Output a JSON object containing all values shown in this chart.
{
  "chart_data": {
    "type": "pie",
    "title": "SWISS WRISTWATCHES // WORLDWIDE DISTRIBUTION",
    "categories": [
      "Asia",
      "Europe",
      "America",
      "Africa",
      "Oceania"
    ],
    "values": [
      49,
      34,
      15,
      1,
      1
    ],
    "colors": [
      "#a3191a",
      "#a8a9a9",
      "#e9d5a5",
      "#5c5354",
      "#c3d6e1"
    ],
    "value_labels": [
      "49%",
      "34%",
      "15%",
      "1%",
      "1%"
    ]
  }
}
---
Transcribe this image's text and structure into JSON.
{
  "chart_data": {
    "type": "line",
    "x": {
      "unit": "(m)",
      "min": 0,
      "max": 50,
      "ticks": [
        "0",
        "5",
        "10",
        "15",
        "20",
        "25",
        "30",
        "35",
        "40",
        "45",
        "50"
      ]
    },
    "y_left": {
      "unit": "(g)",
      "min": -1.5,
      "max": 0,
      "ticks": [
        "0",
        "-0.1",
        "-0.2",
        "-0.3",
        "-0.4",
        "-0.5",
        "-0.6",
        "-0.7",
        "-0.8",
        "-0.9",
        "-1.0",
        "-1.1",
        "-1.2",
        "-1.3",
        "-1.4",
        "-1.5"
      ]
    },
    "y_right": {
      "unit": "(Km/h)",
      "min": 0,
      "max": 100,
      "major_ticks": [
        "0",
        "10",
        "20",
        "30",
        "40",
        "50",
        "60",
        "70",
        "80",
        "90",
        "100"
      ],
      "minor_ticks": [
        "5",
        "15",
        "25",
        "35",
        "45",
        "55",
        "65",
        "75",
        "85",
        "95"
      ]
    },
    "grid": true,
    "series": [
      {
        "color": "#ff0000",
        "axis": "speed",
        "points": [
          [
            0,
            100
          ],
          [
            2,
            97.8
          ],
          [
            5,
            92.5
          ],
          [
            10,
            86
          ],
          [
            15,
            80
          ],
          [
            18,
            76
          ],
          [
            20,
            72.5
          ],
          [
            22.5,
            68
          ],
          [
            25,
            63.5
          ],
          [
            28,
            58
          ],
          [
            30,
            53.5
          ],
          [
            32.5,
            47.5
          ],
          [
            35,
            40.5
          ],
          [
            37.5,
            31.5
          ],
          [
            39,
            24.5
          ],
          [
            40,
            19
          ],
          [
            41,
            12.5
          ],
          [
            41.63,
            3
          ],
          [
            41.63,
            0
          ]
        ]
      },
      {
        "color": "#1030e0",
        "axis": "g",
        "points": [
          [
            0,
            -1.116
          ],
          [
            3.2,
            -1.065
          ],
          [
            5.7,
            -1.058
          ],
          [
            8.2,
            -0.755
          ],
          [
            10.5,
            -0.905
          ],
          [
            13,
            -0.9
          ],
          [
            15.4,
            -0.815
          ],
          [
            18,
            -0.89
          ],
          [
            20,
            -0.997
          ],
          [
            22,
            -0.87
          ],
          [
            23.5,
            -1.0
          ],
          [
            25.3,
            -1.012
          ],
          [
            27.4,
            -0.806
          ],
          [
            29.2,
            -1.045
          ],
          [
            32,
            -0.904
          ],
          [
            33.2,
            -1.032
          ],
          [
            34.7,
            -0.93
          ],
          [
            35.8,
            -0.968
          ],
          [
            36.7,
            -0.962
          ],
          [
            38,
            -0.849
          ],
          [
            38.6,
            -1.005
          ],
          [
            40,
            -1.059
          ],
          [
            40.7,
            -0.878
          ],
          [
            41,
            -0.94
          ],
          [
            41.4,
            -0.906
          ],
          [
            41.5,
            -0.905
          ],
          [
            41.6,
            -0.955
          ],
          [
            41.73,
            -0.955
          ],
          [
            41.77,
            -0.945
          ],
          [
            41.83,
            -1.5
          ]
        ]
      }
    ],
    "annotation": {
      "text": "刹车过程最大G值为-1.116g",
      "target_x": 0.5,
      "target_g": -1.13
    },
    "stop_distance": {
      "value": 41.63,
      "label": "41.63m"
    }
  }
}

- **Task**
Filter lines by "this" and return each hit.

- **Result of the exercise**
Output a JSON object containing all values shown in this chart.
Transcribe this image's text and structure into JSON.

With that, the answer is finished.